→ **YOUR GOAL**
Go over the entries below line by line, copying each one that contains the word "content".

+++ PROVIDED ENTRIES +++

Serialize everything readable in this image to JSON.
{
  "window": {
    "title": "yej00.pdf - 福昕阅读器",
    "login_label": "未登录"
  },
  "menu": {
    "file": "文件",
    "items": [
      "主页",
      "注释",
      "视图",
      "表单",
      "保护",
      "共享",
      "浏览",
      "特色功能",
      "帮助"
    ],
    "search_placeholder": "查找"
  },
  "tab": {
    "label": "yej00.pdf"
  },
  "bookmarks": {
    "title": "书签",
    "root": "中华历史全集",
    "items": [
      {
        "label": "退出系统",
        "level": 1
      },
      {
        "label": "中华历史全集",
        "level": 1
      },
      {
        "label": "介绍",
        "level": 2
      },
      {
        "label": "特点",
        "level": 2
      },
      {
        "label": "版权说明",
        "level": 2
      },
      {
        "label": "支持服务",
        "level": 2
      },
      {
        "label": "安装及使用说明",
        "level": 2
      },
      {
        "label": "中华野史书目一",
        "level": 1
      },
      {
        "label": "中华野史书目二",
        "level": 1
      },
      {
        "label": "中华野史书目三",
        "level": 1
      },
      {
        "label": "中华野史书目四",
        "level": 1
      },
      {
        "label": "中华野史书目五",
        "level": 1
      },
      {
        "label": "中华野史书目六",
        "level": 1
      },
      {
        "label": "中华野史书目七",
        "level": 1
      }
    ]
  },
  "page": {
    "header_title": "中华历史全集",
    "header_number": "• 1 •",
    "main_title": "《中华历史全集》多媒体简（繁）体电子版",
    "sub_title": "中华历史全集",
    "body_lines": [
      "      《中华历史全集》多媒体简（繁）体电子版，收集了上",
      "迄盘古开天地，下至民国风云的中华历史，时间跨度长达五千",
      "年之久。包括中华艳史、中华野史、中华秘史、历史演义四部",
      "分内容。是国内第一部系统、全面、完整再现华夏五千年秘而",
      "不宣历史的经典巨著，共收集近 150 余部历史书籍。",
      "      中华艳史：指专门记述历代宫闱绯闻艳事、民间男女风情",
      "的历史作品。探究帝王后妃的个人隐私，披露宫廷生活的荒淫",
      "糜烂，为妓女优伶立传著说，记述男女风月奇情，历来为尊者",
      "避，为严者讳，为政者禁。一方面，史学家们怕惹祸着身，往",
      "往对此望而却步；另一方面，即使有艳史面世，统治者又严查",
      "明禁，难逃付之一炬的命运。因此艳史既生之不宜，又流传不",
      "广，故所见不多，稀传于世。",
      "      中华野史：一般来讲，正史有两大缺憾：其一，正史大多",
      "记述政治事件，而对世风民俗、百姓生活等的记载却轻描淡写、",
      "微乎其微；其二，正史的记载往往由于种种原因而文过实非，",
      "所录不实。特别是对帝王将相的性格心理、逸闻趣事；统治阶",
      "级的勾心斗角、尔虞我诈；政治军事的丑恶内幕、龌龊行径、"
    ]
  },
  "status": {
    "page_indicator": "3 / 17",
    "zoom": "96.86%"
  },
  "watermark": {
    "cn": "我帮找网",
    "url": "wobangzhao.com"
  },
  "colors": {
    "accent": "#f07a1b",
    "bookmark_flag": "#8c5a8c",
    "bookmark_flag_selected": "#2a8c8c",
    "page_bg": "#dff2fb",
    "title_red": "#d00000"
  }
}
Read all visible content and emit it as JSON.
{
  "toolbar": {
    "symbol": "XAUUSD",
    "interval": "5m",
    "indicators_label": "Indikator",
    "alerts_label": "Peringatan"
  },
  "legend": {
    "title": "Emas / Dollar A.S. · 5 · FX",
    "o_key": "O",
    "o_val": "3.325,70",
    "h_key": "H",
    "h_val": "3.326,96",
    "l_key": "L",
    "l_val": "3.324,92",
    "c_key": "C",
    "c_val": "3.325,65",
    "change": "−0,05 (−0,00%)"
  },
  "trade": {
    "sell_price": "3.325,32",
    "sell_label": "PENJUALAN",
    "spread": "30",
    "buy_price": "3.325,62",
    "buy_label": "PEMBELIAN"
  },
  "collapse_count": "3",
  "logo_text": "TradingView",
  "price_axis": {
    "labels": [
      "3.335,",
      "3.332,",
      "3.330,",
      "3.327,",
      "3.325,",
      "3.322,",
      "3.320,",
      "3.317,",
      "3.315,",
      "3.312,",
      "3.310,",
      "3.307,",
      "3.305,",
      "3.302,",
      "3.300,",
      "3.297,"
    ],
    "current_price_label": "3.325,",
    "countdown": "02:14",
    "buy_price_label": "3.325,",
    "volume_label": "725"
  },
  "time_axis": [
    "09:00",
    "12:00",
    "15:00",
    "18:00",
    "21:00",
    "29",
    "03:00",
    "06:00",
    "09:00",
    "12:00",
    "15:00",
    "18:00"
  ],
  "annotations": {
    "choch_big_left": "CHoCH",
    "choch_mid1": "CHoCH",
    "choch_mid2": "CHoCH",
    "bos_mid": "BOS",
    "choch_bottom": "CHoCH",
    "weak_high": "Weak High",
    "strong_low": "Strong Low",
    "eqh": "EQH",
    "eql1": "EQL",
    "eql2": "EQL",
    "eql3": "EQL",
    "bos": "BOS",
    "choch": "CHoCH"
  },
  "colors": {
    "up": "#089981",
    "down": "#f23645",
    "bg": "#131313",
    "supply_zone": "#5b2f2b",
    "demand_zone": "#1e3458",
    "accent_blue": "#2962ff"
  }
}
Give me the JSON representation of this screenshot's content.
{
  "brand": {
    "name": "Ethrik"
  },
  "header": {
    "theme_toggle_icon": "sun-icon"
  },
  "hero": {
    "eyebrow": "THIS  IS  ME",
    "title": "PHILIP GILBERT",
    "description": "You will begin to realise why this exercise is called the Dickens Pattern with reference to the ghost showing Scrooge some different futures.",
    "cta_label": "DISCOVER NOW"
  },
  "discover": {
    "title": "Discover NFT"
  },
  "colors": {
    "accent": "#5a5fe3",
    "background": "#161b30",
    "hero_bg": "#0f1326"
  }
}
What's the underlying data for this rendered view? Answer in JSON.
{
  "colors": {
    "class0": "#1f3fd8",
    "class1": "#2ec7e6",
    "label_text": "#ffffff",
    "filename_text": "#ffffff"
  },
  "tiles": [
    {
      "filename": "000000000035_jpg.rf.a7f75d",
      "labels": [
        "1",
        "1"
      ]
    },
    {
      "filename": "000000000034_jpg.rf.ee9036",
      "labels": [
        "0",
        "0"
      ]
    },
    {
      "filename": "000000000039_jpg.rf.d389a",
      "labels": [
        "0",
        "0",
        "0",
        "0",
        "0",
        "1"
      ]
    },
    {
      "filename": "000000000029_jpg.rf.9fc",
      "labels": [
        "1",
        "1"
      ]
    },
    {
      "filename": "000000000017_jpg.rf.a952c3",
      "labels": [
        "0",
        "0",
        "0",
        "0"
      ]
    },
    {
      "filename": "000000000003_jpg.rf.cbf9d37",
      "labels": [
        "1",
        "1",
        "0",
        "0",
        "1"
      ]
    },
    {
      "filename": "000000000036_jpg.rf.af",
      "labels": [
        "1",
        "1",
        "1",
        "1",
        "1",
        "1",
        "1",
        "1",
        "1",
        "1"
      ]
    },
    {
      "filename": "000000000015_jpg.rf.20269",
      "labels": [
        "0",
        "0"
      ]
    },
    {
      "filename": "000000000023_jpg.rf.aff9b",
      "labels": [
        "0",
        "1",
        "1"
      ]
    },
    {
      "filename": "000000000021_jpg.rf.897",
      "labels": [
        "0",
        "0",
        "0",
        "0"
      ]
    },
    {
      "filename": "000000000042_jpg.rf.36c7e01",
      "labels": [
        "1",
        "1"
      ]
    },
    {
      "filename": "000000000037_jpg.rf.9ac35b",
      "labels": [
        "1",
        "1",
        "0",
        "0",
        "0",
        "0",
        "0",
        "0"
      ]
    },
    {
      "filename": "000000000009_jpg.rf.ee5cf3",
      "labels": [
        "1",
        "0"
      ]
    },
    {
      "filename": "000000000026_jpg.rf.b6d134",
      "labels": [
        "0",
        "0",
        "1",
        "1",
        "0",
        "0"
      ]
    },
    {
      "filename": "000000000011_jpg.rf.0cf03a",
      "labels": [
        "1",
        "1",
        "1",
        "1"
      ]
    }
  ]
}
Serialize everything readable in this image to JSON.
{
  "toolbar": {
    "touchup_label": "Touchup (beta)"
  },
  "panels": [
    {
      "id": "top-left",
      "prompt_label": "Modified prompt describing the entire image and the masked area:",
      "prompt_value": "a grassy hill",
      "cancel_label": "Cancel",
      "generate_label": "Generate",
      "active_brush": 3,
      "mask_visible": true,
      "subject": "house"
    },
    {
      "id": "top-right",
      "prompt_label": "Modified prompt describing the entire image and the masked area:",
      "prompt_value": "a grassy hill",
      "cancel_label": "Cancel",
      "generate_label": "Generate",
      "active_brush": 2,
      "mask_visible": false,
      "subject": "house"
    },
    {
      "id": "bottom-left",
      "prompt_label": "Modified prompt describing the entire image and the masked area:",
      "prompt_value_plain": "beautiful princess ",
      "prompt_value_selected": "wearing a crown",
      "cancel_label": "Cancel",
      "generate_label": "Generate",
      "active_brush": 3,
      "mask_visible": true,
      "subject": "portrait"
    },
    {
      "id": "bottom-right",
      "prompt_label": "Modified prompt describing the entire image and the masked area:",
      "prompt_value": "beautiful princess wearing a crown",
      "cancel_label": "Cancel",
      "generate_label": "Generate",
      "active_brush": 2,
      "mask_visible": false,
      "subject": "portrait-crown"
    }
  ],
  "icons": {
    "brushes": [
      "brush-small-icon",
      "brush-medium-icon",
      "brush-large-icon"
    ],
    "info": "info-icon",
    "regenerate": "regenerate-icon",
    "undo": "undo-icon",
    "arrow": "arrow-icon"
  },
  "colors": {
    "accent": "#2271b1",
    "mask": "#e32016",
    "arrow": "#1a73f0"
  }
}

+++

→ **TASK RESPONSE**
Read all visible content and emit it as JSON.
Give me the JSON representation of this screenshot's content.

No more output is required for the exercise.